Set task :: From the entries below, gather every line containing the string "according".

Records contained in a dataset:

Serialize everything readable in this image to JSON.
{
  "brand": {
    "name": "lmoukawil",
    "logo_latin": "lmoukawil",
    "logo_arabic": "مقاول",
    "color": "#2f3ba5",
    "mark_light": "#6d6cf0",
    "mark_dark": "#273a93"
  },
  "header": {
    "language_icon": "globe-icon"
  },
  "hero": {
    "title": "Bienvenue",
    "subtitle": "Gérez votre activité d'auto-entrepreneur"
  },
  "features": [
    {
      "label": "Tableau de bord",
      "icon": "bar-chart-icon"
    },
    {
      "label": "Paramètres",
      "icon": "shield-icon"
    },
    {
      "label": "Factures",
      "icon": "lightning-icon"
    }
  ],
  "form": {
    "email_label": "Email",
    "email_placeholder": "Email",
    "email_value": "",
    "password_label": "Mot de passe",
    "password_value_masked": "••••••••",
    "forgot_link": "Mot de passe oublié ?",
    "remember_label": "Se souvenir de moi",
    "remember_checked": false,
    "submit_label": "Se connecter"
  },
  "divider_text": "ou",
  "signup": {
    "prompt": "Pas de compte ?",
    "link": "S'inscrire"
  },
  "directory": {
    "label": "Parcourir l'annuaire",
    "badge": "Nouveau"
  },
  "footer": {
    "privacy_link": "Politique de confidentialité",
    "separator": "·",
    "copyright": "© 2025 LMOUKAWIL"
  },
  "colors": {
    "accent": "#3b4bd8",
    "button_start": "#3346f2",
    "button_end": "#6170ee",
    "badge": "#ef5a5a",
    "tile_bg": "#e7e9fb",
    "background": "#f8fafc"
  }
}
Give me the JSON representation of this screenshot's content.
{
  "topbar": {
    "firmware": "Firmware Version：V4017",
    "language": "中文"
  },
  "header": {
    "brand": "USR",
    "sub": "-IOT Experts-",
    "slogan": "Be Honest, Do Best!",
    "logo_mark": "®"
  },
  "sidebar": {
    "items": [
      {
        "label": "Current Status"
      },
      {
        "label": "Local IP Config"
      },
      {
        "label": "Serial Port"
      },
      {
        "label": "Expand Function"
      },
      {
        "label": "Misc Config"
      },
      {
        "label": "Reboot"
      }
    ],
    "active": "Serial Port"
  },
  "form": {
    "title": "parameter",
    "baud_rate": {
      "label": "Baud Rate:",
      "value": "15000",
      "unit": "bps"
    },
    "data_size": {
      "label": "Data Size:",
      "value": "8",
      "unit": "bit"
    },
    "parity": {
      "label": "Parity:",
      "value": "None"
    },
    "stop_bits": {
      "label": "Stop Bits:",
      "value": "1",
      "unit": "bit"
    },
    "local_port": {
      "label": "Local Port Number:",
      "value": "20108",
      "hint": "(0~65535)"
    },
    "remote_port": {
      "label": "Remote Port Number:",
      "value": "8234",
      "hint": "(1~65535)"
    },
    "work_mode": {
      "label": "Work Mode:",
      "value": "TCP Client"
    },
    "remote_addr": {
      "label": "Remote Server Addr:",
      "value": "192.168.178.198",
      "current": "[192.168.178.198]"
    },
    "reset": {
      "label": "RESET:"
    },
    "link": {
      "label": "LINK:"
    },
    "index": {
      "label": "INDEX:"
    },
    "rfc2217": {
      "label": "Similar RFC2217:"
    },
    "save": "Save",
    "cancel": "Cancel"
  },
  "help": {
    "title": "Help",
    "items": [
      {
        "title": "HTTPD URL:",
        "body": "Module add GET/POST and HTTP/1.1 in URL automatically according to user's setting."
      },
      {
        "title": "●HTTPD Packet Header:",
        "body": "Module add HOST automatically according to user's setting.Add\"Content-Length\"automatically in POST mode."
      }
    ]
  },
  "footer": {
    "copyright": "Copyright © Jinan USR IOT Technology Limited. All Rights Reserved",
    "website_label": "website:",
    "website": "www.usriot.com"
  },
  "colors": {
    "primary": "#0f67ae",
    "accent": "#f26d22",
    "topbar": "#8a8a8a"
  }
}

Task output ::
        "body": "Module add GET/POST and HTTP/1.1 in URL automatically according to user's setting."
        "body": "Module add HOST automatically according to user's setting.Add\"Content-Length\"automatically in POST mode."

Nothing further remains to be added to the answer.